▶ [Description of the task]:
Copy out the listing that follows, exactly, without its pictures.

▶ [Data to use]:
______________________________
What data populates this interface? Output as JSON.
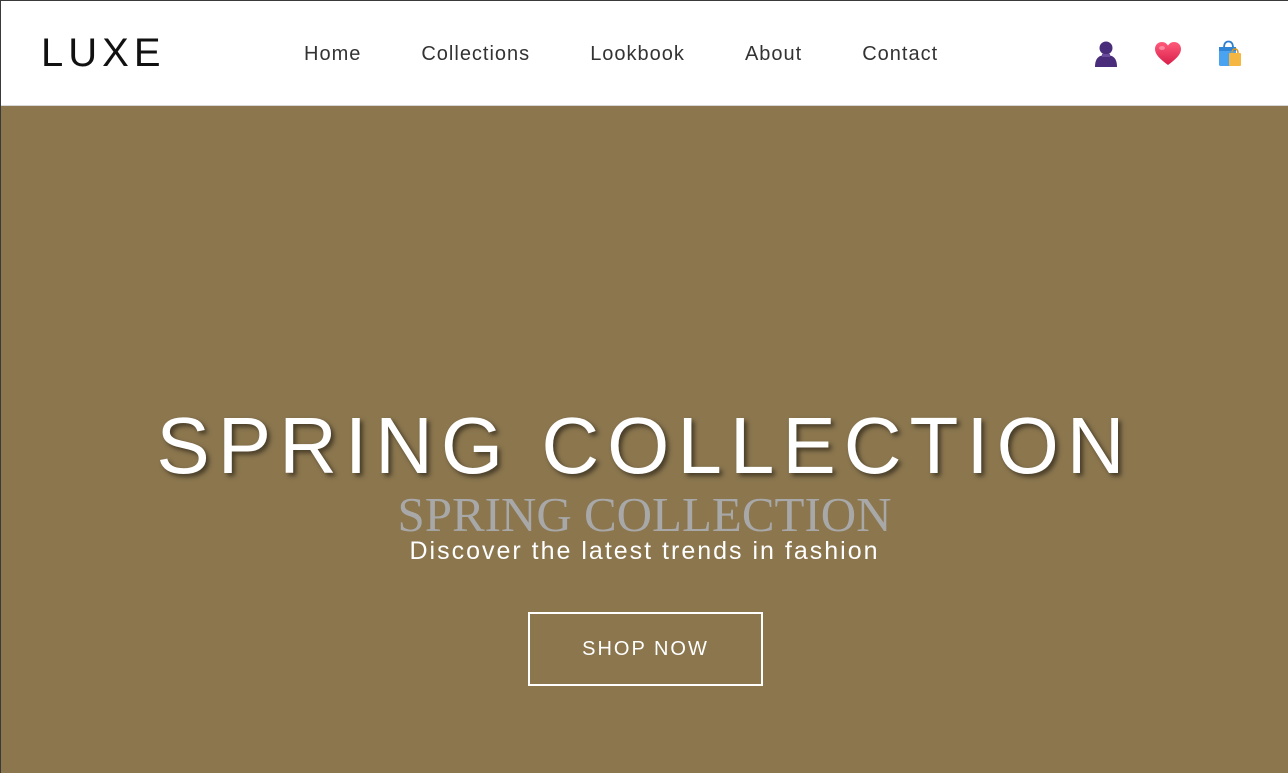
{
  "brand": {
    "logo_text": "LUXE"
  },
  "nav": {
    "items": [
      {
        "label": "Home"
      },
      {
        "label": "Collections"
      },
      {
        "label": "Lookbook"
      },
      {
        "label": "About"
      },
      {
        "label": "Contact"
      }
    ]
  },
  "header_icons": [
    {
      "name": "user-icon",
      "color": "#4a2d7a"
    },
    {
      "name": "heart-icon",
      "color": "#e8315a"
    },
    {
      "name": "shopping-bag-icon",
      "color": "#3d9be9"
    }
  ],
  "hero": {
    "title": "SPRING COLLECTION",
    "title_echo": "SPRING COLLECTION",
    "tagline": "Discover the latest trends in fashion",
    "cta_label": "SHOP NOW",
    "background_color": "#8b764e",
    "text_color": "#ffffff",
    "echo_color": "#a8a8a8"
  }
}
______________________________
▶ [Completed exercise]:
What data populates this interface? Output as JSON.
{
  "brand": {
    "logo_text": "LUXE"
  },
  "nav": {
    "items": [
      {
        "label": "Home"
      },
      {
        "label": "Collections"
      },
      {
        "label": "Lookbook"
      },
      {
        "label": "About"
      },
      {
        "label": "Contact"
      }
    ]
  },
  "header_icons": [
    {
      "name": "user-icon",
      "color": "#4a2d7a"
    },
    {
      "name": "heart-icon",
      "color": "#e8315a"
    },
    {
      "name": "shopping-bag-icon",
      "color": "#3d9be9"
    }
  ],
  "hero": {
    "title": "SPRING COLLECTION",
    "title_echo": "SPRING COLLECTION",
    "tagline": "Discover the latest trends in fashion",
    "cta_label": "SHOP NOW",
    "background_color": "#8b764e",
    "text_color": "#ffffff",
    "echo_color": "#a8a8a8"
  }
}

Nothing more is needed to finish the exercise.